"""

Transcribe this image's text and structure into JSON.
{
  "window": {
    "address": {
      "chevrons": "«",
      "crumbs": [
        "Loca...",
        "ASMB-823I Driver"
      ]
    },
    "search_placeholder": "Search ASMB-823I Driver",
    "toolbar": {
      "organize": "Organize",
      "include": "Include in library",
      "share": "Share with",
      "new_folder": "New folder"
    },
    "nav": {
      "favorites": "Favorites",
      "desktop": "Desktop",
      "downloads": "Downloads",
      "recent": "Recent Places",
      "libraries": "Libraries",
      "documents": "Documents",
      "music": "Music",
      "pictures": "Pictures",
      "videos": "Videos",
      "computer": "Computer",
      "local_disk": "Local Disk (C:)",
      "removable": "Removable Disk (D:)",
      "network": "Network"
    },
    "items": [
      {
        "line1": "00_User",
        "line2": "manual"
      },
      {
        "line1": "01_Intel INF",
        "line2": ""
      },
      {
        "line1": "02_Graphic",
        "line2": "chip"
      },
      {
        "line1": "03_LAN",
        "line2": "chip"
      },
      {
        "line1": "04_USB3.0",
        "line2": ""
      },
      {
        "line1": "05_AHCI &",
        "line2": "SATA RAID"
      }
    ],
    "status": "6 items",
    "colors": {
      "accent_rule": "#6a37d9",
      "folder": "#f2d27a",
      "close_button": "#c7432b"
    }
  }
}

"""

Transcribe all the entries, keeping each one exactly as it is.

Transcribe this image's text and structure into JSON.
{
  "window": {
    "address": {
      "chevrons": "«",
      "crumbs": [
        "Loca...",
        "ASMB-823I Driver"
      ]
    },
    "search_placeholder": "Search ASMB-823I Driver",
    "toolbar": {
      "organize": "Organize",
      "include": "Include in library",
      "share": "Share with",
      "new_folder": "New folder"
    },
    "nav": {
      "favorites": "Favorites",
      "desktop": "Desktop",
      "downloads": "Downloads",
      "recent": "Recent Places",
      "libraries": "Libraries",
      "documents": "Documents",
      "music": "Music",
      "pictures": "Pictures",
      "videos": "Videos",
      "computer": "Computer",
      "local_disk": "Local Disk (C:)",
      "removable": "Removable Disk (D:)",
      "network": "Network"
    },
    "items": [
      {
        "line1": "00_User",
        "line2": "manual"
      },
      {
        "line1": "01_Intel INF",
        "line2": ""
      },
      {
        "line1": "02_Graphic",
        "line2": "chip"
      },
      {
        "line1": "03_LAN",
        "line2": "chip"
      },
      {
        "line1": "04_USB3.0",
        "line2": ""
      },
      {
        "line1": "05_AHCI &",
        "line2": "SATA RAID"
      }
    ],
    "status": "6 items",
    "colors": {
      "accent_rule": "#6a37d9",
      "folder": "#f2d27a",
      "close_button": "#c7432b"
    }
  }
}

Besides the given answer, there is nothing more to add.